Challenge — From the listing, collect all lines containing the word "воздуха".
* * *
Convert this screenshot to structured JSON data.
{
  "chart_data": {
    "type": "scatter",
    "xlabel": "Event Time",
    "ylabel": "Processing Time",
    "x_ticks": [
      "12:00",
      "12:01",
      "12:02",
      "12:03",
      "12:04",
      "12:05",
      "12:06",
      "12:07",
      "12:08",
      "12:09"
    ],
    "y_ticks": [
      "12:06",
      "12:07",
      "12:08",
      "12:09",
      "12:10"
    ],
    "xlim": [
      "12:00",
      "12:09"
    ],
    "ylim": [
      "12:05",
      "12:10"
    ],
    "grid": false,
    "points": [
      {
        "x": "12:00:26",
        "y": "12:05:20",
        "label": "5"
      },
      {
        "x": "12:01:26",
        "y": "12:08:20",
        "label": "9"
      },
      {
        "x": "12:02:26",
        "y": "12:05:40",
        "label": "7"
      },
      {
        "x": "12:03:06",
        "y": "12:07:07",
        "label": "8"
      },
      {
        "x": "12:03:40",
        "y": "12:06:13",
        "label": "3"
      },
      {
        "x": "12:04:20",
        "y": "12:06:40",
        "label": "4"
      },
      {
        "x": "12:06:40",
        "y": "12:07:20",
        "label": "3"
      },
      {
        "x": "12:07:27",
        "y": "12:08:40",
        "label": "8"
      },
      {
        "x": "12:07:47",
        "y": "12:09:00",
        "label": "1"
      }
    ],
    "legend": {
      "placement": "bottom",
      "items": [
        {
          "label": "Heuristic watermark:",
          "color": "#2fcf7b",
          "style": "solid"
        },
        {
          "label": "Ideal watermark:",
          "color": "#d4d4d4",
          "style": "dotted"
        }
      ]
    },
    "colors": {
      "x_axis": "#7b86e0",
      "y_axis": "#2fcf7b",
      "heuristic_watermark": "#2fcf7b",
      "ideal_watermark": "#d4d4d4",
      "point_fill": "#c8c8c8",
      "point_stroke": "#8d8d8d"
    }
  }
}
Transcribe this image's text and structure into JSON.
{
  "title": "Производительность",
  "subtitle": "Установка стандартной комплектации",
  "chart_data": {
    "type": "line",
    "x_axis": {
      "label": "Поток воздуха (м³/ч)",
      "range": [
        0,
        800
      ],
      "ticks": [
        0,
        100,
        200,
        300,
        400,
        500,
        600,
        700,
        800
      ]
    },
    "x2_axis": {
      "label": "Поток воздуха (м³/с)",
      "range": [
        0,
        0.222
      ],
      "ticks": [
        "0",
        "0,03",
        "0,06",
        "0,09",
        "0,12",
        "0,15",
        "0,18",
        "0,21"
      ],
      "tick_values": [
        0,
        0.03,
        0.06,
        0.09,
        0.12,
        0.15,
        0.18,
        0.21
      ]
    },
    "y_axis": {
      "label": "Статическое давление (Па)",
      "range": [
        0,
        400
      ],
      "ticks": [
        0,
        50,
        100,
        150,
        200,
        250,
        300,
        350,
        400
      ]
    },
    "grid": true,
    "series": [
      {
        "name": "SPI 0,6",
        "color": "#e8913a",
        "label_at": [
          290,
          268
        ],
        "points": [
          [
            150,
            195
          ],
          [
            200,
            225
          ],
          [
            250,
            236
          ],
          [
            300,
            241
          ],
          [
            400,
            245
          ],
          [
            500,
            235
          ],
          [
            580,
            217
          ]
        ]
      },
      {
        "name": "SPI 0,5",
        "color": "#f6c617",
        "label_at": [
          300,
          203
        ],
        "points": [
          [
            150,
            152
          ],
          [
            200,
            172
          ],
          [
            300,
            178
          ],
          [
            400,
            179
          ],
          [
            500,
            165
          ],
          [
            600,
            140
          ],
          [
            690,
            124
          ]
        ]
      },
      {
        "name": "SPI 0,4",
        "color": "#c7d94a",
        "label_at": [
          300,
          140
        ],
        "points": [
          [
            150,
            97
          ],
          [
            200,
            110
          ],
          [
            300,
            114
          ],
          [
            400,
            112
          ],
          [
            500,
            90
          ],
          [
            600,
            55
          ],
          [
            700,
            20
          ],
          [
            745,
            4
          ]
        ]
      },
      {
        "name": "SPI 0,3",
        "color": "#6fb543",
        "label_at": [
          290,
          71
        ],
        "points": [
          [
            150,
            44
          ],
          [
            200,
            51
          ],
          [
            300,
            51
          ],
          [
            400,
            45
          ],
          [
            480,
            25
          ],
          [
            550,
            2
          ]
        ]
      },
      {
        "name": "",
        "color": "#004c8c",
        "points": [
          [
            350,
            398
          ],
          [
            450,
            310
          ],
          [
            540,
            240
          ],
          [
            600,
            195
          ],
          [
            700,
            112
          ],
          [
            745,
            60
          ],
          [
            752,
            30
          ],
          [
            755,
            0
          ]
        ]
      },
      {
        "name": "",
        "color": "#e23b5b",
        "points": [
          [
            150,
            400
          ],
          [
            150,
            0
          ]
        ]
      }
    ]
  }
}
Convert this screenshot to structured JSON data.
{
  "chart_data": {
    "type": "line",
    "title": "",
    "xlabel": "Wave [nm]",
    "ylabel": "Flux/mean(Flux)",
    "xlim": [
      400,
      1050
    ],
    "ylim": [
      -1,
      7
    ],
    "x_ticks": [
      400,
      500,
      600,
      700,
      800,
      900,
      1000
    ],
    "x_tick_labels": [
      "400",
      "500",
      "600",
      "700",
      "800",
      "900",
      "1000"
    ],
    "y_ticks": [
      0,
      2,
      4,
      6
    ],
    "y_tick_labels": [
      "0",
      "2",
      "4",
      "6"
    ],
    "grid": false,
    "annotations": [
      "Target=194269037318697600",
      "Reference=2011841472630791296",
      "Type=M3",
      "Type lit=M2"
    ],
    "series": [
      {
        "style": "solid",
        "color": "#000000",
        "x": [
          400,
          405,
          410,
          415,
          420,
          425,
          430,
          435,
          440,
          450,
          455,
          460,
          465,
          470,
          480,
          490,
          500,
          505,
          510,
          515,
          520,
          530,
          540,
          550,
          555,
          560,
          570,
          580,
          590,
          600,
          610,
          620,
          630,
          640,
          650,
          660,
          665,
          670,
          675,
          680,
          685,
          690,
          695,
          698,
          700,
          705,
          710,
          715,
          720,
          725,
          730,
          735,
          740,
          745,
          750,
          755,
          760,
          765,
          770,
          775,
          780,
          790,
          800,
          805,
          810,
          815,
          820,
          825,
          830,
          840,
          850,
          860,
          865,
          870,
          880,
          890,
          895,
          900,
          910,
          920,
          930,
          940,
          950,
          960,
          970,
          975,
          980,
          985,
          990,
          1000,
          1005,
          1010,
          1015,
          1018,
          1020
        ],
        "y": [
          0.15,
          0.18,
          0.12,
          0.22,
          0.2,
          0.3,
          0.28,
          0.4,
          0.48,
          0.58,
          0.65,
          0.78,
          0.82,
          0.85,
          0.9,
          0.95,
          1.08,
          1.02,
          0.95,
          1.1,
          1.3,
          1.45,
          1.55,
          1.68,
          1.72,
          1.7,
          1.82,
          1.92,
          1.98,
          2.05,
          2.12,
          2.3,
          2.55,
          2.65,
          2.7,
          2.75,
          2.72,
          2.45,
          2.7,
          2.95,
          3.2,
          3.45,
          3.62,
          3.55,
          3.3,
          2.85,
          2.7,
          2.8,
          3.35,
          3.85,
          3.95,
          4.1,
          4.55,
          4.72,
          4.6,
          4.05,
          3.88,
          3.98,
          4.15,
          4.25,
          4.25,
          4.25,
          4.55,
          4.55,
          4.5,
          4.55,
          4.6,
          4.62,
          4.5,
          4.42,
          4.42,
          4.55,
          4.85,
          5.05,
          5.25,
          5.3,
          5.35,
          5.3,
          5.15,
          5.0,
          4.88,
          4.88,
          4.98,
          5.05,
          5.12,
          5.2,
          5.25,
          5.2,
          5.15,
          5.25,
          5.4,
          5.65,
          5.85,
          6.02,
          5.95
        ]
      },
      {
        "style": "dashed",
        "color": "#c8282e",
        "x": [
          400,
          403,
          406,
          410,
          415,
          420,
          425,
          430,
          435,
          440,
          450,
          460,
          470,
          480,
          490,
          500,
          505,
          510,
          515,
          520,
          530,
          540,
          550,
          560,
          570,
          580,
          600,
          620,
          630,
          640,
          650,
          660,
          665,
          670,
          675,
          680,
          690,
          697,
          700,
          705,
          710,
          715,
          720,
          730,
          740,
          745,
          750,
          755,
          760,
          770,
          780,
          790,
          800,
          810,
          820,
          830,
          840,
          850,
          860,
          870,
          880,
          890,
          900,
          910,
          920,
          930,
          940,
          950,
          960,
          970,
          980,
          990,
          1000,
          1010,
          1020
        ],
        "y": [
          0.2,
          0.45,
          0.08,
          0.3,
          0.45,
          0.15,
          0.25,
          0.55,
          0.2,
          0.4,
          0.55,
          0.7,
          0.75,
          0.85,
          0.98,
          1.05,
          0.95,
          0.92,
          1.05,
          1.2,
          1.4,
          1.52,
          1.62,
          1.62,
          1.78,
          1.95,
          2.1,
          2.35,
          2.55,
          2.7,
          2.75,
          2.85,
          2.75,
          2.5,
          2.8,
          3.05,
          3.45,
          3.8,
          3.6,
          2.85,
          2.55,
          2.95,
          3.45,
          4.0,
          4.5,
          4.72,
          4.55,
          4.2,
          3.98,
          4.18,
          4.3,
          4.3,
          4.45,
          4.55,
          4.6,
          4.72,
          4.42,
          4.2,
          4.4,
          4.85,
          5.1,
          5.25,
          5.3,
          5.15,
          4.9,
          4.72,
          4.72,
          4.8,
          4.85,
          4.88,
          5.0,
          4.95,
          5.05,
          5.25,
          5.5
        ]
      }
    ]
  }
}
* * *
Task answer —
      "label": "Поток воздуха (м³/ч)",
      "label": "Поток воздуха (м³/с)",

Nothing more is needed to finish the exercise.